--- START ---
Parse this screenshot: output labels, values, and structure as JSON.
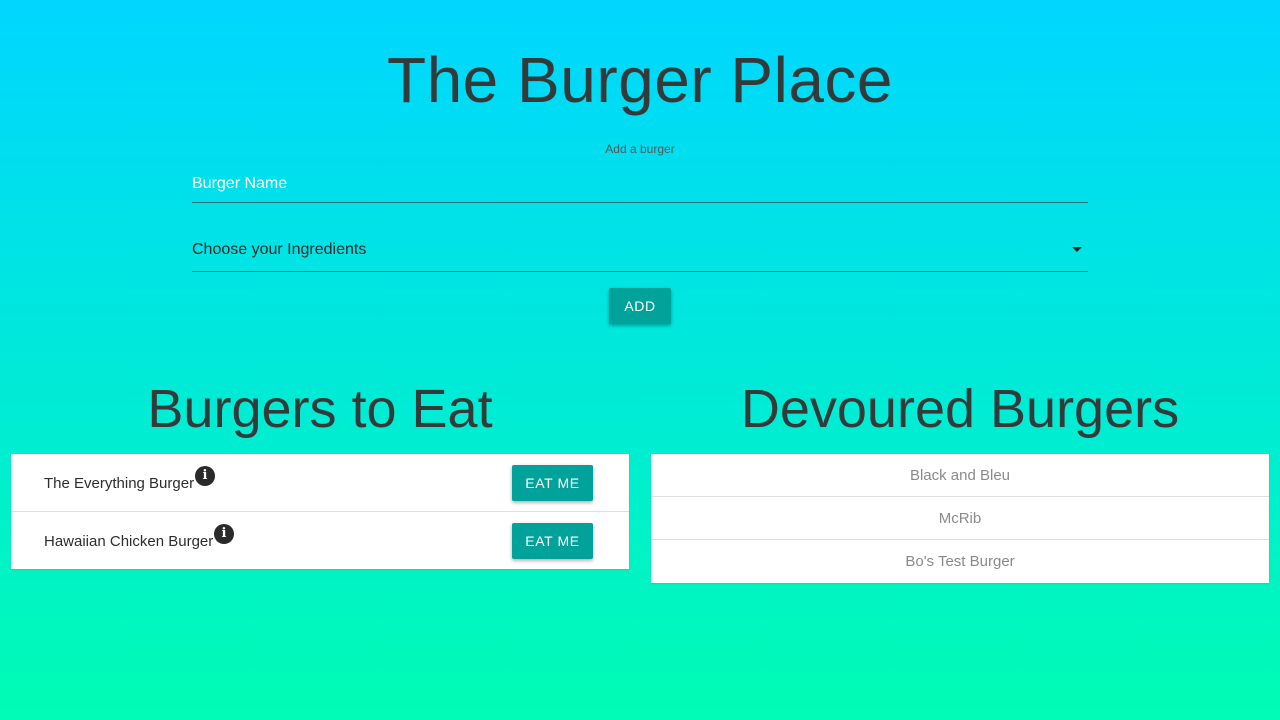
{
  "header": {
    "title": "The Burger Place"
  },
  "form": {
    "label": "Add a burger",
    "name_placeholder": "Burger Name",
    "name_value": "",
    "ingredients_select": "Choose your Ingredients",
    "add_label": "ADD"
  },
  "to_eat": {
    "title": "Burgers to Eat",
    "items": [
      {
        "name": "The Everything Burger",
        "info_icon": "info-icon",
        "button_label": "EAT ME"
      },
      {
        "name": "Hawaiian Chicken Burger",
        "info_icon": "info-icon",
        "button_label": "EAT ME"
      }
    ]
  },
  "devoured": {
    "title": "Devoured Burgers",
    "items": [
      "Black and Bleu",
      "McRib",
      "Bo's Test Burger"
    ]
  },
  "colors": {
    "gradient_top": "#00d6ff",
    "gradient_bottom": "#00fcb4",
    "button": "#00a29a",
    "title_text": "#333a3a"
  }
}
--- END ---
Work to do:
Print the records above exactly as they stand, but leave out the pictures.

Task response:
Parse this screenshot: output labels, values, and structure as JSON.
{
  "header": {
    "title": "The Burger Place"
  },
  "form": {
    "label": "Add a burger",
    "name_placeholder": "Burger Name",
    "name_value": "",
    "ingredients_select": "Choose your Ingredients",
    "add_label": "ADD"
  },
  "to_eat": {
    "title": "Burgers to Eat",
    "items": [
      {
        "name": "The Everything Burger",
        "info_icon": "info-icon",
        "button_label": "EAT ME"
      },
      {
        "name": "Hawaiian Chicken Burger",
        "info_icon": "info-icon",
        "button_label": "EAT ME"
      }
    ]
  },
  "devoured": {
    "title": "Devoured Burgers",
    "items": [
      "Black and Bleu",
      "McRib",
      "Bo's Test Burger"
    ]
  },
  "colors": {
    "gradient_top": "#00d6ff",
    "gradient_bottom": "#00fcb4",
    "button": "#00a29a",
    "title_text": "#333a3a"
  }
}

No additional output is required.